### To be done
In how many lines does the string "demande" appear? Answer with the number only.

* Start Material for this task *

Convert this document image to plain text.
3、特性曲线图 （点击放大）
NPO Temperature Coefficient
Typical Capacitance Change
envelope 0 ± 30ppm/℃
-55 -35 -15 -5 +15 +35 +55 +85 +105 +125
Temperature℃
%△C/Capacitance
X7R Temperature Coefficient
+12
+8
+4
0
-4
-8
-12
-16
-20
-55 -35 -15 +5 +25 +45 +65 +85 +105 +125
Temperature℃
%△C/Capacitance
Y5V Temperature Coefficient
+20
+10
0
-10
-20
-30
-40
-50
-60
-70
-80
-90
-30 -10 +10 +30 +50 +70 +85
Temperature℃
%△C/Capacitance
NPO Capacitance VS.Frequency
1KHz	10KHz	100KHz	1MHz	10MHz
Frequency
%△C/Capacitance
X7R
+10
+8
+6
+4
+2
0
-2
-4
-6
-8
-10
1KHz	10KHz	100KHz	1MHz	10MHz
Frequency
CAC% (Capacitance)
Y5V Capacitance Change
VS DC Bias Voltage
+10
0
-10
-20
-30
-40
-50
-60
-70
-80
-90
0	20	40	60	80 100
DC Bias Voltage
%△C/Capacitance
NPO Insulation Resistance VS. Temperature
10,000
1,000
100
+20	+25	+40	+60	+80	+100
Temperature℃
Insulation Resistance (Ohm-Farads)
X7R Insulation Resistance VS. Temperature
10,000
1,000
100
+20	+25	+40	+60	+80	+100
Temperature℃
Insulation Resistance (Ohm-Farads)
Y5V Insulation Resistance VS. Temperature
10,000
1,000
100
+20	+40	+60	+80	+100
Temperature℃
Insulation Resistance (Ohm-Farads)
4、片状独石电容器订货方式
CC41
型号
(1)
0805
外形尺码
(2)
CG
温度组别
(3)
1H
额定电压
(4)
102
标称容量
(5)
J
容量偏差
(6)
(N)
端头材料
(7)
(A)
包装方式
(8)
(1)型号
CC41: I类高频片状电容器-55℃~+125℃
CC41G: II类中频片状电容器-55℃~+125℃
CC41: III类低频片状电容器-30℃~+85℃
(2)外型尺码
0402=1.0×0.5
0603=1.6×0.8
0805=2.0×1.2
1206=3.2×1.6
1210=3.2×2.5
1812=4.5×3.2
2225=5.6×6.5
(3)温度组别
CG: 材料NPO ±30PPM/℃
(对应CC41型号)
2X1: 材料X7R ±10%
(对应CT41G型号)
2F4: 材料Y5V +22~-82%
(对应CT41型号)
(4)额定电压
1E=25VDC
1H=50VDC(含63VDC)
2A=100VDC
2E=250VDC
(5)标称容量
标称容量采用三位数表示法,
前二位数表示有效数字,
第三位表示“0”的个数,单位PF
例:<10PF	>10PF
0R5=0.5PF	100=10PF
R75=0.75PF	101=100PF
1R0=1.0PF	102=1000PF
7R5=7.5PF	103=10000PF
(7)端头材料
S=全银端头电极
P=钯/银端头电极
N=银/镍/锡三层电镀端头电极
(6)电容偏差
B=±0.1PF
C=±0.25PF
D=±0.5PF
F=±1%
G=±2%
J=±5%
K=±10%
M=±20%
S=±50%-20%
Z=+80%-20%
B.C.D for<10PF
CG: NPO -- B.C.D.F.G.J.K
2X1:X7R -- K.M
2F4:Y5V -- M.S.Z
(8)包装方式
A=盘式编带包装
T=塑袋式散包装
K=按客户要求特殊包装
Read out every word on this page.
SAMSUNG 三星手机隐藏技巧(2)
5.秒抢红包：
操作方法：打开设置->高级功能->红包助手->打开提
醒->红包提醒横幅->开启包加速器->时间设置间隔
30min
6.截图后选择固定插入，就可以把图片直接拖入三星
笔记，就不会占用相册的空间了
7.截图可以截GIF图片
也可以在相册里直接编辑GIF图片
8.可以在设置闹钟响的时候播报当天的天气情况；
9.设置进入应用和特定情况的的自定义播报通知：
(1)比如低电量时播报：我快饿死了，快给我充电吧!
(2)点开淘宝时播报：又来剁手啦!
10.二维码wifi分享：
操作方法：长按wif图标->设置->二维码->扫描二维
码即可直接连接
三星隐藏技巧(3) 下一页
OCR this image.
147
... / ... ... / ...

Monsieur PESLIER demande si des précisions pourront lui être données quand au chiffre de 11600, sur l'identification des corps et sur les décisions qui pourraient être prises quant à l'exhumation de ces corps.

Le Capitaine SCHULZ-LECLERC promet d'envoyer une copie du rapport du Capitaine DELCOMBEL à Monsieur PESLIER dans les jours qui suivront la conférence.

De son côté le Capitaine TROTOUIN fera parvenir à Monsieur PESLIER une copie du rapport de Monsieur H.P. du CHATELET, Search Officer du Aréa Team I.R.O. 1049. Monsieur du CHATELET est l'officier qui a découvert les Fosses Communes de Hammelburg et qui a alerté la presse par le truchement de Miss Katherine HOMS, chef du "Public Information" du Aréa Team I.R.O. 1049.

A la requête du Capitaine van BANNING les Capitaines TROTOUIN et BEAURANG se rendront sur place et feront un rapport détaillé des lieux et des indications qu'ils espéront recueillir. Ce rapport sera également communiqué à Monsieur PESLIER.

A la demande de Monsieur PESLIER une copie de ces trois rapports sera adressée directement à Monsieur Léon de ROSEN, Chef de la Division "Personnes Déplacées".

* End Material for this task *

### Solution
2